WHAT TO WORK ON.
Will you give the material below again, every line exactly as it is?
---------- PROVIDED ENTRIES
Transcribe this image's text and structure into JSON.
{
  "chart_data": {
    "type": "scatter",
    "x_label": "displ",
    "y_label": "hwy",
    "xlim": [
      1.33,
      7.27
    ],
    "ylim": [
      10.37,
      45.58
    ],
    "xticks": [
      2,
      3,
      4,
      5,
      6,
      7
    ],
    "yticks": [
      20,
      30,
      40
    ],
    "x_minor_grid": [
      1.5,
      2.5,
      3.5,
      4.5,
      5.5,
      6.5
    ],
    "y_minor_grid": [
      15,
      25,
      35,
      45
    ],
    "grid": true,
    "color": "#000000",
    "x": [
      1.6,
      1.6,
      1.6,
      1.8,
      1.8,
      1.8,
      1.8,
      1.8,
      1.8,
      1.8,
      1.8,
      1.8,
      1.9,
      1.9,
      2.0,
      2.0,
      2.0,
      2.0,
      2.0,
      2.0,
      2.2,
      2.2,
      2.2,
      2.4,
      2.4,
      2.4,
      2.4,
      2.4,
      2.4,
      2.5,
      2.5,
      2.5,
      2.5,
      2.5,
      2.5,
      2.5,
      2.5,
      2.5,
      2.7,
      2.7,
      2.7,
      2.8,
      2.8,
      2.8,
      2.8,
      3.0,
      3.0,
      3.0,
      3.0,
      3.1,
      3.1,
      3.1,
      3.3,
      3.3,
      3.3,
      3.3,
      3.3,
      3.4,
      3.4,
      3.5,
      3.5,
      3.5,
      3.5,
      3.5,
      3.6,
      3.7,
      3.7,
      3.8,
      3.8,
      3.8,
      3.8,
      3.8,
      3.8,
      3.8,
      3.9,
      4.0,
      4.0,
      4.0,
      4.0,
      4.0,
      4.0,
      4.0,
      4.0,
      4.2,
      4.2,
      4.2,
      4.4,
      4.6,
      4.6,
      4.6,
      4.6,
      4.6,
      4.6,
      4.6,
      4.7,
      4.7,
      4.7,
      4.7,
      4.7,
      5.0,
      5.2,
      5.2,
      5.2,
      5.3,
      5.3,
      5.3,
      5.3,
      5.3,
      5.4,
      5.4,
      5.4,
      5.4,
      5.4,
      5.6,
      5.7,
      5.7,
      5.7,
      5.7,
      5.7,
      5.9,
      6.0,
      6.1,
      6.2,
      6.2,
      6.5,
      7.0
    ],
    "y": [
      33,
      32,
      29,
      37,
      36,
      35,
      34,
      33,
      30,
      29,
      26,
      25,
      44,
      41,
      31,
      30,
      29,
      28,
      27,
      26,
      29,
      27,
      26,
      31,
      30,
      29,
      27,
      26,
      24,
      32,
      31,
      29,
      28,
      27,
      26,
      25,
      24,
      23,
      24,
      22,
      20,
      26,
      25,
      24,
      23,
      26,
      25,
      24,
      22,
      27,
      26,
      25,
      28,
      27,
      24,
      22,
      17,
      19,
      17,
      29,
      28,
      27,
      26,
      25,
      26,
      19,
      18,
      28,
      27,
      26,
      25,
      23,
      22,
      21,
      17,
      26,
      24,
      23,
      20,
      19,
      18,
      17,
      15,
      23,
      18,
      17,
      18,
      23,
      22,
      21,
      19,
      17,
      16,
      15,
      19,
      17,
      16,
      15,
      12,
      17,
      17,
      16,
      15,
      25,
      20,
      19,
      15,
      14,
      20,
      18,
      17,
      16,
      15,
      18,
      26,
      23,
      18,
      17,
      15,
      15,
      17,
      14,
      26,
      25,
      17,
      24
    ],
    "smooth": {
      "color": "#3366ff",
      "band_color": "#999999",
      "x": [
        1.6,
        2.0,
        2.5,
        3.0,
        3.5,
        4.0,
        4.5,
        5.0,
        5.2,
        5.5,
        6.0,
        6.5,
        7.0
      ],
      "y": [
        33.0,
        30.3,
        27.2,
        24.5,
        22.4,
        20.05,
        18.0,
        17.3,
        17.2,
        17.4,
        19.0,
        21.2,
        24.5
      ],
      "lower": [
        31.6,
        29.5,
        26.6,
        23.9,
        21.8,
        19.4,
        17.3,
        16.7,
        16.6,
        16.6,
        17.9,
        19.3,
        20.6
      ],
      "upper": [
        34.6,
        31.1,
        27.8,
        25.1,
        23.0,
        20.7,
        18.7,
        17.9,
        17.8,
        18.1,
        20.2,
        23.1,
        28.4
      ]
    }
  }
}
--------------------
EXERCISE RESULT.
Transcribe this image's text and structure into JSON.
{
  "chart_data": {
    "type": "scatter",
    "x_label": "displ",
    "y_label": "hwy",
    "xlim": [
      1.33,
      7.27
    ],
    "ylim": [
      10.37,
      45.58
    ],
    "xticks": [
      2,
      3,
      4,
      5,
      6,
      7
    ],
    "yticks": [
      20,
      30,
      40
    ],
    "x_minor_grid": [
      1.5,
      2.5,
      3.5,
      4.5,
      5.5,
      6.5
    ],
    "y_minor_grid": [
      15,
      25,
      35,
      45
    ],
    "grid": true,
    "color": "#000000",
    "x": [
      1.6,
      1.6,
      1.6,
      1.8,
      1.8,
      1.8,
      1.8,
      1.8,
      1.8,
      1.8,
      1.8,
      1.8,
      1.9,
      1.9,
      2.0,
      2.0,
      2.0,
      2.0,
      2.0,
      2.0,
      2.2,
      2.2,
      2.2,
      2.4,
      2.4,
      2.4,
      2.4,
      2.4,
      2.4,
      2.5,
      2.5,
      2.5,
      2.5,
      2.5,
      2.5,
      2.5,
      2.5,
      2.5,
      2.7,
      2.7,
      2.7,
      2.8,
      2.8,
      2.8,
      2.8,
      3.0,
      3.0,
      3.0,
      3.0,
      3.1,
      3.1,
      3.1,
      3.3,
      3.3,
      3.3,
      3.3,
      3.3,
      3.4,
      3.4,
      3.5,
      3.5,
      3.5,
      3.5,
      3.5,
      3.6,
      3.7,
      3.7,
      3.8,
      3.8,
      3.8,
      3.8,
      3.8,
      3.8,
      3.8,
      3.9,
      4.0,
      4.0,
      4.0,
      4.0,
      4.0,
      4.0,
      4.0,
      4.0,
      4.2,
      4.2,
      4.2,
      4.4,
      4.6,
      4.6,
      4.6,
      4.6,
      4.6,
      4.6,
      4.6,
      4.7,
      4.7,
      4.7,
      4.7,
      4.7,
      5.0,
      5.2,
      5.2,
      5.2,
      5.3,
      5.3,
      5.3,
      5.3,
      5.3,
      5.4,
      5.4,
      5.4,
      5.4,
      5.4,
      5.6,
      5.7,
      5.7,
      5.7,
      5.7,
      5.7,
      5.9,
      6.0,
      6.1,
      6.2,
      6.2,
      6.5,
      7.0
    ],
    "y": [
      33,
      32,
      29,
      37,
      36,
      35,
      34,
      33,
      30,
      29,
      26,
      25,
      44,
      41,
      31,
      30,
      29,
      28,
      27,
      26,
      29,
      27,
      26,
      31,
      30,
      29,
      27,
      26,
      24,
      32,
      31,
      29,
      28,
      27,
      26,
      25,
      24,
      23,
      24,
      22,
      20,
      26,
      25,
      24,
      23,
      26,
      25,
      24,
      22,
      27,
      26,
      25,
      28,
      27,
      24,
      22,
      17,
      19,
      17,
      29,
      28,
      27,
      26,
      25,
      26,
      19,
      18,
      28,
      27,
      26,
      25,
      23,
      22,
      21,
      17,
      26,
      24,
      23,
      20,
      19,
      18,
      17,
      15,
      23,
      18,
      17,
      18,
      23,
      22,
      21,
      19,
      17,
      16,
      15,
      19,
      17,
      16,
      15,
      12,
      17,
      17,
      16,
      15,
      25,
      20,
      19,
      15,
      14,
      20,
      18,
      17,
      16,
      15,
      18,
      26,
      23,
      18,
      17,
      15,
      15,
      17,
      14,
      26,
      25,
      17,
      24
    ],
    "smooth": {
      "color": "#3366ff",
      "band_color": "#999999",
      "x": [
        1.6,
        2.0,
        2.5,
        3.0,
        3.5,
        4.0,
        4.5,
        5.0,
        5.2,
        5.5,
        6.0,
        6.5,
        7.0
      ],
      "y": [
        33.0,
        30.3,
        27.2,
        24.5,
        22.4,
        20.05,
        18.0,
        17.3,
        17.2,
        17.4,
        19.0,
        21.2,
        24.5
      ],
      "lower": [
        31.6,
        29.5,
        26.6,
        23.9,
        21.8,
        19.4,
        17.3,
        16.7,
        16.6,
        16.6,
        17.9,
        19.3,
        20.6
      ],
      "upper": [
        34.6,
        31.1,
        27.8,
        25.1,
        23.0,
        20.7,
        18.7,
        17.9,
        17.8,
        18.1,
        20.2,
        23.1,
        28.4
      ]
    }
  }
}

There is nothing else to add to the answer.